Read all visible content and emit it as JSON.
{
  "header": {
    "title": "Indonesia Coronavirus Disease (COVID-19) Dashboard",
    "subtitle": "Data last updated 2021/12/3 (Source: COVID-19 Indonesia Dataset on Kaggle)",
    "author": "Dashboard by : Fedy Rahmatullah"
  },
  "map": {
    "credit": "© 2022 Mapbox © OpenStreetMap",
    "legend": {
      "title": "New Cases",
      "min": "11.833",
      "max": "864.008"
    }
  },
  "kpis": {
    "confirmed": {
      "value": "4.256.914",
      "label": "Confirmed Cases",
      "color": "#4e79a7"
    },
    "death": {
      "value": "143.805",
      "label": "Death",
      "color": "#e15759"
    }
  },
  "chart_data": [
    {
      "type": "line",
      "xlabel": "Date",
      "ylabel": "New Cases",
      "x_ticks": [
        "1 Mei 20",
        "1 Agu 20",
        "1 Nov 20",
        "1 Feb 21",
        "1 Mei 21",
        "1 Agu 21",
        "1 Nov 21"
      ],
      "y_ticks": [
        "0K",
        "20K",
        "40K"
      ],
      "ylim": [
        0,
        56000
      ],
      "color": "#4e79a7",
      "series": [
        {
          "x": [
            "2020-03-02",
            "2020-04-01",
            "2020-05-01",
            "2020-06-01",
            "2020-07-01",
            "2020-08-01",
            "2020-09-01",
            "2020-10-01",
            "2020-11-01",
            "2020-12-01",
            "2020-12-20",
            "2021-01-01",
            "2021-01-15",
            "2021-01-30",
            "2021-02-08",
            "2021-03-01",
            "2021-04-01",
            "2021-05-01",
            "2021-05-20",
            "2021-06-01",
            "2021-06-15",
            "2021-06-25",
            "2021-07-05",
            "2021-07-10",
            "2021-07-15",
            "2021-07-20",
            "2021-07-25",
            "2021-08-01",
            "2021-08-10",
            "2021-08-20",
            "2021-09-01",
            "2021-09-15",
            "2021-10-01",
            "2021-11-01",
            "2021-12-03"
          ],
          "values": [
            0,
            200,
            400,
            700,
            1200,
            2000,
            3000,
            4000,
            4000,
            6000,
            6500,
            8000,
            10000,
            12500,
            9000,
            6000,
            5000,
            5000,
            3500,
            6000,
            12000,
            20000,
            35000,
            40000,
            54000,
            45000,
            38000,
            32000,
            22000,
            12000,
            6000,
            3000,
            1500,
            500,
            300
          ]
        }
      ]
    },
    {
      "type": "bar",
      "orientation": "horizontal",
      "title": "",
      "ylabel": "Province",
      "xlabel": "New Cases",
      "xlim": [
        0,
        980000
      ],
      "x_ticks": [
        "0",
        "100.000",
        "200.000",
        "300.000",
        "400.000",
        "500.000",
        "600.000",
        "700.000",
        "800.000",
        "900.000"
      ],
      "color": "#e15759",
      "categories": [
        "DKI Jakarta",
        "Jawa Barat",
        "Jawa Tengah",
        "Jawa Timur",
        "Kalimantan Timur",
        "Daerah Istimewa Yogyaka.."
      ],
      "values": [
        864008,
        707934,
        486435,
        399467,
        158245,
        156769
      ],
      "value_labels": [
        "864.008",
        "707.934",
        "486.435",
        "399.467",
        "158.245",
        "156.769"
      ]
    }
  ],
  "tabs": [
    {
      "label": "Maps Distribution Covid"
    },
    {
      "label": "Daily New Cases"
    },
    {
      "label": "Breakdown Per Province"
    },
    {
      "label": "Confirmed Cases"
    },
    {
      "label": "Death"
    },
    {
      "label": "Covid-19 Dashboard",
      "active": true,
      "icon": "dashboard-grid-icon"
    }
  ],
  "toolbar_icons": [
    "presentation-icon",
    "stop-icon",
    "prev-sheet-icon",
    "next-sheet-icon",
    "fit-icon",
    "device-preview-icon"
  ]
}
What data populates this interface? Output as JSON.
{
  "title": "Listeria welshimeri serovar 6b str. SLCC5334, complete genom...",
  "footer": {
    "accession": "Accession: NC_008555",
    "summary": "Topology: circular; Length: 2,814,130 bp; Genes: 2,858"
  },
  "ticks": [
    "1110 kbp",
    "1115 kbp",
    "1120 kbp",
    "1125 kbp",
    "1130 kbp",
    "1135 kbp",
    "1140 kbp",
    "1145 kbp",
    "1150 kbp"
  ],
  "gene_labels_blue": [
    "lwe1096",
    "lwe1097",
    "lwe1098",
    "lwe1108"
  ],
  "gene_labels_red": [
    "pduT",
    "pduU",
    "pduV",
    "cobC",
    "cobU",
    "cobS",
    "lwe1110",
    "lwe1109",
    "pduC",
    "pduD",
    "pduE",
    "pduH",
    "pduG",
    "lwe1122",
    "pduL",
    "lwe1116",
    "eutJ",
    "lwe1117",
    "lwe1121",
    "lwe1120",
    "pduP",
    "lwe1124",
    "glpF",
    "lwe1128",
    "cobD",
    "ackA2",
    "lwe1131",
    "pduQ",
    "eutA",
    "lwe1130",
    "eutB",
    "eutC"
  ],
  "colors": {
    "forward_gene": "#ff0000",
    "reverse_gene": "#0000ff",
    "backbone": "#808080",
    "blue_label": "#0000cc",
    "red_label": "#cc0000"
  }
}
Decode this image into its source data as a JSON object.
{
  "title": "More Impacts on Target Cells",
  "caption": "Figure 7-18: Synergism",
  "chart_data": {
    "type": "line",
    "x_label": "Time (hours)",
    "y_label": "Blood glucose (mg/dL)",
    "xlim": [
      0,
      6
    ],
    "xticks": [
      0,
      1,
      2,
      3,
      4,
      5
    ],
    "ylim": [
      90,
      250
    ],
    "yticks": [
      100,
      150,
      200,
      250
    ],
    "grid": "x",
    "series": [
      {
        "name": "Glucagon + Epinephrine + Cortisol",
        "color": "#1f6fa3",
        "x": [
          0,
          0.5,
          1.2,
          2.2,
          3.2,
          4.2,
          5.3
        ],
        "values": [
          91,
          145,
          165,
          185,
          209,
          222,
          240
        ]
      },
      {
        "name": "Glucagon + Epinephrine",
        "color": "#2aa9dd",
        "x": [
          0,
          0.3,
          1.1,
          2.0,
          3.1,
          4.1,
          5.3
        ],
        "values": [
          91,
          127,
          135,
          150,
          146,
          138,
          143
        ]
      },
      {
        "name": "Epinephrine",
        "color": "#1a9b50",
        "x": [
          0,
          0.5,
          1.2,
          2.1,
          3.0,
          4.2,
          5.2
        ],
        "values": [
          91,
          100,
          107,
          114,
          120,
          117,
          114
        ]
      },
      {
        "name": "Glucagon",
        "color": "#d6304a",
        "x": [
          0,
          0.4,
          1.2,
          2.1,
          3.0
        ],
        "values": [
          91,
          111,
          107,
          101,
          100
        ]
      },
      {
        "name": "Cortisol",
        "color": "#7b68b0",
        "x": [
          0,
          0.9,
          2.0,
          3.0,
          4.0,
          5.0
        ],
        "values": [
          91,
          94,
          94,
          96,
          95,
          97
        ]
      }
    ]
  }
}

* * * *

Copy each entry exactly, with nothing added or dropped.

## [ANSWER AREA]
Read all visible content and emit it as JSON.
{
  "header": {
    "title": "Indonesia Coronavirus Disease (COVID-19) Dashboard",
    "subtitle": "Data last updated 2021/12/3 (Source: COVID-19 Indonesia Dataset on Kaggle)",
    "author": "Dashboard by : Fedy Rahmatullah"
  },
  "map": {
    "credit": "© 2022 Mapbox © OpenStreetMap",
    "legend": {
      "title": "New Cases",
      "min": "11.833",
      "max": "864.008"
    }
  },
  "kpis": {
    "confirmed": {
      "value": "4.256.914",
      "label": "Confirmed Cases",
      "color": "#4e79a7"
    },
    "death": {
      "value": "143.805",
      "label": "Death",
      "color": "#e15759"
    }
  },
  "chart_data": [
    {
      "type": "line",
      "xlabel": "Date",
      "ylabel": "New Cases",
      "x_ticks": [
        "1 Mei 20",
        "1 Agu 20",
        "1 Nov 20",
        "1 Feb 21",
        "1 Mei 21",
        "1 Agu 21",
        "1 Nov 21"
      ],
      "y_ticks": [
        "0K",
        "20K",
        "40K"
      ],
      "ylim": [
        0,
        56000
      ],
      "color": "#4e79a7",
      "series": [
        {
          "x": [
            "2020-03-02",
            "2020-04-01",
            "2020-05-01",
            "2020-06-01",
            "2020-07-01",
            "2020-08-01",
            "2020-09-01",
            "2020-10-01",
            "2020-11-01",
            "2020-12-01",
            "2020-12-20",
            "2021-01-01",
            "2021-01-15",
            "2021-01-30",
            "2021-02-08",
            "2021-03-01",
            "2021-04-01",
            "2021-05-01",
            "2021-05-20",
            "2021-06-01",
            "2021-06-15",
            "2021-06-25",
            "2021-07-05",
            "2021-07-10",
            "2021-07-15",
            "2021-07-20",
            "2021-07-25",
            "2021-08-01",
            "2021-08-10",
            "2021-08-20",
            "2021-09-01",
            "2021-09-15",
            "2021-10-01",
            "2021-11-01",
            "2021-12-03"
          ],
          "values": [
            0,
            200,
            400,
            700,
            1200,
            2000,
            3000,
            4000,
            4000,
            6000,
            6500,
            8000,
            10000,
            12500,
            9000,
            6000,
            5000,
            5000,
            3500,
            6000,
            12000,
            20000,
            35000,
            40000,
            54000,
            45000,
            38000,
            32000,
            22000,
            12000,
            6000,
            3000,
            1500,
            500,
            300
          ]
        }
      ]
    },
    {
      "type": "bar",
      "orientation": "horizontal",
      "title": "",
      "ylabel": "Province",
      "xlabel": "New Cases",
      "xlim": [
        0,
        980000
      ],
      "x_ticks": [
        "0",
        "100.000",
        "200.000",
        "300.000",
        "400.000",
        "500.000",
        "600.000",
        "700.000",
        "800.000",
        "900.000"
      ],
      "color": "#e15759",
      "categories": [
        "DKI Jakarta",
        "Jawa Barat",
        "Jawa Tengah",
        "Jawa Timur",
        "Kalimantan Timur",
        "Daerah Istimewa Yogyaka.."
      ],
      "values": [
        864008,
        707934,
        486435,
        399467,
        158245,
        156769
      ],
      "value_labels": [
        "864.008",
        "707.934",
        "486.435",
        "399.467",
        "158.245",
        "156.769"
      ]
    }
  ],
  "tabs": [
    {
      "label": "Maps Distribution Covid"
    },
    {
      "label": "Daily New Cases"
    },
    {
      "label": "Breakdown Per Province"
    },
    {
      "label": "Confirmed Cases"
    },
    {
      "label": "Death"
    },
    {
      "label": "Covid-19 Dashboard",
      "active": true,
      "icon": "dashboard-grid-icon"
    }
  ],
  "toolbar_icons": [
    "presentation-icon",
    "stop-icon",
    "prev-sheet-icon",
    "next-sheet-icon",
    "fit-icon",
    "device-preview-icon"
  ]
}
What data populates this interface? Output as JSON.
{
  "title": "Listeria welshimeri serovar 6b str. SLCC5334, complete genom...",
  "footer": {
    "accession": "Accession: NC_008555",
    "summary": "Topology: circular; Length: 2,814,130 bp; Genes: 2,858"
  },
  "ticks": [
    "1110 kbp",
    "1115 kbp",
    "1120 kbp",
    "1125 kbp",
    "1130 kbp",
    "1135 kbp",
    "1140 kbp",
    "1145 kbp",
    "1150 kbp"
  ],
  "gene_labels_blue": [
    "lwe1096",
    "lwe1097",
    "lwe1098",
    "lwe1108"
  ],
  "gene_labels_red": [
    "pduT",
    "pduU",
    "pduV",
    "cobC",
    "cobU",
    "cobS",
    "lwe1110",
    "lwe1109",
    "pduC",
    "pduD",
    "pduE",
    "pduH",
    "pduG",
    "lwe1122",
    "pduL",
    "lwe1116",
    "eutJ",
    "lwe1117",
    "lwe1121",
    "lwe1120",
    "pduP",
    "lwe1124",
    "glpF",
    "lwe1128",
    "cobD",
    "ackA2",
    "lwe1131",
    "pduQ",
    "eutA",
    "lwe1130",
    "eutB",
    "eutC"
  ],
  "colors": {
    "forward_gene": "#ff0000",
    "reverse_gene": "#0000ff",
    "backbone": "#808080",
    "blue_label": "#0000cc",
    "red_label": "#cc0000"
  }
}
Decode this image into its source data as a JSON object.
{
  "title": "More Impacts on Target Cells",
  "caption": "Figure 7-18: Synergism",
  "chart_data": {
    "type": "line",
    "x_label": "Time (hours)",
    "y_label": "Blood glucose (mg/dL)",
    "xlim": [
      0,
      6
    ],
    "xticks": [
      0,
      1,
      2,
      3,
      4,
      5
    ],
    "ylim": [
      90,
      250
    ],
    "yticks": [
      100,
      150,
      200,
      250
    ],
    "grid": "x",
    "series": [
      {
        "name": "Glucagon + Epinephrine + Cortisol",
        "color": "#1f6fa3",
        "x": [
          0,
          0.5,
          1.2,
          2.2,
          3.2,
          4.2,
          5.3
        ],
        "values": [
          91,
          145,
          165,
          185,
          209,
          222,
          240
        ]
      },
      {
        "name": "Glucagon + Epinephrine",
        "color": "#2aa9dd",
        "x": [
          0,
          0.3,
          1.1,
          2.0,
          3.1,
          4.1,
          5.3
        ],
        "values": [
          91,
          127,
          135,
          150,
          146,
          138,
          143
        ]
      },
      {
        "name": "Epinephrine",
        "color": "#1a9b50",
        "x": [
          0,
          0.5,
          1.2,
          2.1,
          3.0,
          4.2,
          5.2
        ],
        "values": [
          91,
          100,
          107,
          114,
          120,
          117,
          114
        ]
      },
      {
        "name": "Glucagon",
        "color": "#d6304a",
        "x": [
          0,
          0.4,
          1.2,
          2.1,
          3.0
        ],
        "values": [
          91,
          111,
          107,
          101,
          100
        ]
      },
      {
        "name": "Cortisol",
        "color": "#7b68b0",
        "x": [
          0,
          0.9,
          2.0,
          3.0,
          4.0,
          5.0
        ],
        "values": [
          91,
          94,
          94,
          96,
          95,
          97
        ]
      }
    ]
  }
}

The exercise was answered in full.